**Task to complete**: Repeat the data verbatim.

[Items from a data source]
>> begin

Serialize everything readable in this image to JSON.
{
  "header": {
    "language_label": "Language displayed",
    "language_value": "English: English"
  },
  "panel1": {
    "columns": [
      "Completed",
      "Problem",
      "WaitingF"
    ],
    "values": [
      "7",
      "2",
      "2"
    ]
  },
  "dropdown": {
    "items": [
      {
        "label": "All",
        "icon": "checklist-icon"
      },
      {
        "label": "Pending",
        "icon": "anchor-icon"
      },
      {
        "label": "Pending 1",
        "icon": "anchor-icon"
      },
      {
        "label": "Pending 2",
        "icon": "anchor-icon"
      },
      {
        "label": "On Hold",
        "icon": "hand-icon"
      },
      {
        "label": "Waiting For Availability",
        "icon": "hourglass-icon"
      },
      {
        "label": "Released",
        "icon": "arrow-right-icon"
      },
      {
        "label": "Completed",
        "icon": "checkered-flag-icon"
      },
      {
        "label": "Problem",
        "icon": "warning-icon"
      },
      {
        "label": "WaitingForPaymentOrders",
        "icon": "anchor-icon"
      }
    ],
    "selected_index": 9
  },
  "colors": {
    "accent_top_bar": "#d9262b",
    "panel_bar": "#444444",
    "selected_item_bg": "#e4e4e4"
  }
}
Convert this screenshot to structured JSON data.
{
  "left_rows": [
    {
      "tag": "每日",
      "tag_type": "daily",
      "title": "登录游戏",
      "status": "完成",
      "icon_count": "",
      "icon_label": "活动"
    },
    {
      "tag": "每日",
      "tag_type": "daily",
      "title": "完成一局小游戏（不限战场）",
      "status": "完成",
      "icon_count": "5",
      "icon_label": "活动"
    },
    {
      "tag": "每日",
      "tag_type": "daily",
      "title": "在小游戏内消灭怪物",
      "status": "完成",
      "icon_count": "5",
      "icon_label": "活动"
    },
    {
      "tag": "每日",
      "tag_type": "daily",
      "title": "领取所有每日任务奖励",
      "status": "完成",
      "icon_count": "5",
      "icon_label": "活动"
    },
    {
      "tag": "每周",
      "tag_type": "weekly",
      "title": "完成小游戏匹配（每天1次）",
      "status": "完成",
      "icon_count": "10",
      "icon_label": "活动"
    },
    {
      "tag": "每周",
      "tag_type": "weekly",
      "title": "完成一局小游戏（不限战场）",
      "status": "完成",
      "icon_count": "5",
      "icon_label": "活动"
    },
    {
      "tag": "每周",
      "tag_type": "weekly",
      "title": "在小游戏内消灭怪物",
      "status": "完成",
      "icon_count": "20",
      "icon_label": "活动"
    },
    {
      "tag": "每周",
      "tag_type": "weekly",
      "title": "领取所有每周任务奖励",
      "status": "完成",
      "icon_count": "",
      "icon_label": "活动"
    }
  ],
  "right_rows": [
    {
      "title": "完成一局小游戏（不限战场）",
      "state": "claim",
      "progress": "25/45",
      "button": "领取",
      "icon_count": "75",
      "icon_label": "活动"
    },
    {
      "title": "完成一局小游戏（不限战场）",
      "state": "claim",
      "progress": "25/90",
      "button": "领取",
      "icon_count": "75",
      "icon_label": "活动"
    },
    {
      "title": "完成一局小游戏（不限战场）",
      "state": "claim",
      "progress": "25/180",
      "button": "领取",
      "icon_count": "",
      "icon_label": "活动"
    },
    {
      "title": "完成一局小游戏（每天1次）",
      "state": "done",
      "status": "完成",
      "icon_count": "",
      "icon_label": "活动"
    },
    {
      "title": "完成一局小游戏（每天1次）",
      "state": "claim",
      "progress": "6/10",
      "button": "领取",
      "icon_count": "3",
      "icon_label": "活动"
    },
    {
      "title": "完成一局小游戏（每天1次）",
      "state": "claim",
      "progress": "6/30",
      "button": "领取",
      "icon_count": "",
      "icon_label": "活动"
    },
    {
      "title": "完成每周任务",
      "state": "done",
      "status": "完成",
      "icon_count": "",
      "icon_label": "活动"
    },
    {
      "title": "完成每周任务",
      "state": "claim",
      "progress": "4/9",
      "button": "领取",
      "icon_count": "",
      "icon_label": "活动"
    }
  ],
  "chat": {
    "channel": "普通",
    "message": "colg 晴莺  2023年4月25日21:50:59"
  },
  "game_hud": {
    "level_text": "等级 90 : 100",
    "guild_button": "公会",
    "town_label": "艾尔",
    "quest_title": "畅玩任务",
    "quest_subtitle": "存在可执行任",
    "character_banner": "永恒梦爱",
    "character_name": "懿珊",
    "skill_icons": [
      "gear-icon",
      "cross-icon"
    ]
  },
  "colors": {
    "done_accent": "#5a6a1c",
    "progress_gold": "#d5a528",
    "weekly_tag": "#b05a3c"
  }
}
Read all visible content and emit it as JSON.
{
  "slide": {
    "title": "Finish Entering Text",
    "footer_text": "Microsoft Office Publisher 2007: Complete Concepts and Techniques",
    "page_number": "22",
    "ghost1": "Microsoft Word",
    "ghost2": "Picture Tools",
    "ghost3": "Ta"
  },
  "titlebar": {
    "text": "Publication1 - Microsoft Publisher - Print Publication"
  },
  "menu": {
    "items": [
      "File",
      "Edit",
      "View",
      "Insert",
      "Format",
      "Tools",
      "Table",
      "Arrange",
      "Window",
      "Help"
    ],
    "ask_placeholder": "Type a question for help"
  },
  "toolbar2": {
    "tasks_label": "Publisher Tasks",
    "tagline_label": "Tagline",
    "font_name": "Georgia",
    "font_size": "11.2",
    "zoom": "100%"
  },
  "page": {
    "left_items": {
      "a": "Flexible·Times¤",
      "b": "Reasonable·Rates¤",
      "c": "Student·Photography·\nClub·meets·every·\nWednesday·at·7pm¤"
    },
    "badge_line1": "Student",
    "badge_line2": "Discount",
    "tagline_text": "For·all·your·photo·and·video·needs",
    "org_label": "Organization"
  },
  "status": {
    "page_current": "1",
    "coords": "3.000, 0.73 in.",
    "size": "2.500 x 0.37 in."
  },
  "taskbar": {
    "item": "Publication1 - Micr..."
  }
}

>> end

**Solution to this problem**:
Serialize everything readable in this image to JSON.
{
  "header": {
    "language_label": "Language displayed",
    "language_value": "English: English"
  },
  "panel1": {
    "columns": [
      "Completed",
      "Problem",
      "WaitingF"
    ],
    "values": [
      "7",
      "2",
      "2"
    ]
  },
  "dropdown": {
    "items": [
      {
        "label": "All",
        "icon": "checklist-icon"
      },
      {
        "label": "Pending",
        "icon": "anchor-icon"
      },
      {
        "label": "Pending 1",
        "icon": "anchor-icon"
      },
      {
        "label": "Pending 2",
        "icon": "anchor-icon"
      },
      {
        "label": "On Hold",
        "icon": "hand-icon"
      },
      {
        "label": "Waiting For Availability",
        "icon": "hourglass-icon"
      },
      {
        "label": "Released",
        "icon": "arrow-right-icon"
      },
      {
        "label": "Completed",
        "icon": "checkered-flag-icon"
      },
      {
        "label": "Problem",
        "icon": "warning-icon"
      },
      {
        "label": "WaitingForPaymentOrders",
        "icon": "anchor-icon"
      }
    ],
    "selected_index": 9
  },
  "colors": {
    "accent_top_bar": "#d9262b",
    "panel_bar": "#444444",
    "selected_item_bg": "#e4e4e4"
  }
}
Convert this screenshot to structured JSON data.
{
  "left_rows": [
    {
      "tag": "每日",
      "tag_type": "daily",
      "title": "登录游戏",
      "status": "完成",
      "icon_count": "",
      "icon_label": "活动"
    },
    {
      "tag": "每日",
      "tag_type": "daily",
      "title": "完成一局小游戏（不限战场）",
      "status": "完成",
      "icon_count": "5",
      "icon_label": "活动"
    },
    {
      "tag": "每日",
      "tag_type": "daily",
      "title": "在小游戏内消灭怪物",
      "status": "完成",
      "icon_count": "5",
      "icon_label": "活动"
    },
    {
      "tag": "每日",
      "tag_type": "daily",
      "title": "领取所有每日任务奖励",
      "status": "完成",
      "icon_count": "5",
      "icon_label": "活动"
    },
    {
      "tag": "每周",
      "tag_type": "weekly",
      "title": "完成小游戏匹配（每天1次）",
      "status": "完成",
      "icon_count": "10",
      "icon_label": "活动"
    },
    {
      "tag": "每周",
      "tag_type": "weekly",
      "title": "完成一局小游戏（不限战场）",
      "status": "完成",
      "icon_count": "5",
      "icon_label": "活动"
    },
    {
      "tag": "每周",
      "tag_type": "weekly",
      "title": "在小游戏内消灭怪物",
      "status": "完成",
      "icon_count": "20",
      "icon_label": "活动"
    },
    {
      "tag": "每周",
      "tag_type": "weekly",
      "title": "领取所有每周任务奖励",
      "status": "完成",
      "icon_count": "",
      "icon_label": "活动"
    }
  ],
  "right_rows": [
    {
      "title": "完成一局小游戏（不限战场）",
      "state": "claim",
      "progress": "25/45",
      "button": "领取",
      "icon_count": "75",
      "icon_label": "活动"
    },
    {
      "title": "完成一局小游戏（不限战场）",
      "state": "claim",
      "progress": "25/90",
      "button": "领取",
      "icon_count": "75",
      "icon_label": "活动"
    },
    {
      "title": "完成一局小游戏（不限战场）",
      "state": "claim",
      "progress": "25/180",
      "button": "领取",
      "icon_count": "",
      "icon_label": "活动"
    },
    {
      "title": "完成一局小游戏（每天1次）",
      "state": "done",
      "status": "完成",
      "icon_count": "",
      "icon_label": "活动"
    },
    {
      "title": "完成一局小游戏（每天1次）",
      "state": "claim",
      "progress": "6/10",
      "button": "领取",
      "icon_count": "3",
      "icon_label": "活动"
    },
    {
      "title": "完成一局小游戏（每天1次）",
      "state": "claim",
      "progress": "6/30",
      "button": "领取",
      "icon_count": "",
      "icon_label": "活动"
    },
    {
      "title": "完成每周任务",
      "state": "done",
      "status": "完成",
      "icon_count": "",
      "icon_label": "活动"
    },
    {
      "title": "完成每周任务",
      "state": "claim",
      "progress": "4/9",
      "button": "领取",
      "icon_count": "",
      "icon_label": "活动"
    }
  ],
  "chat": {
    "channel": "普通",
    "message": "colg 晴莺  2023年4月25日21:50:59"
  },
  "game_hud": {
    "level_text": "等级 90 : 100",
    "guild_button": "公会",
    "town_label": "艾尔",
    "quest_title": "畅玩任务",
    "quest_subtitle": "存在可执行任",
    "character_banner": "永恒梦爱",
    "character_name": "懿珊",
    "skill_icons": [
      "gear-icon",
      "cross-icon"
    ]
  },
  "colors": {
    "done_accent": "#5a6a1c",
    "progress_gold": "#d5a528",
    "weekly_tag": "#b05a3c"
  }
}
Read all visible content and emit it as JSON.
{
  "slide": {
    "title": "Finish Entering Text",
    "footer_text": "Microsoft Office Publisher 2007: Complete Concepts and Techniques",
    "page_number": "22",
    "ghost1": "Microsoft Word",
    "ghost2": "Picture Tools",
    "ghost3": "Ta"
  },
  "titlebar": {
    "text": "Publication1 - Microsoft Publisher - Print Publication"
  },
  "menu": {
    "items": [
      "File",
      "Edit",
      "View",
      "Insert",
      "Format",
      "Tools",
      "Table",
      "Arrange",
      "Window",
      "Help"
    ],
    "ask_placeholder": "Type a question for help"
  },
  "toolbar2": {
    "tasks_label": "Publisher Tasks",
    "tagline_label": "Tagline",
    "font_name": "Georgia",
    "font_size": "11.2",
    "zoom": "100%"
  },
  "page": {
    "left_items": {
      "a": "Flexible·Times¤",
      "b": "Reasonable·Rates¤",
      "c": "Student·Photography·\nClub·meets·every·\nWednesday·at·7pm¤"
    },
    "badge_line1": "Student",
    "badge_line2": "Discount",
    "tagline_text": "For·all·your·photo·and·video·needs",
    "org_label": "Organization"
  },
  "status": {
    "page_current": "1",
    "coords": "3.000, 0.73 in.",
    "size": "2.500 x 0.37 in."
  },
  "taskbar": {
    "item": "Publication1 - Micr..."
  }
}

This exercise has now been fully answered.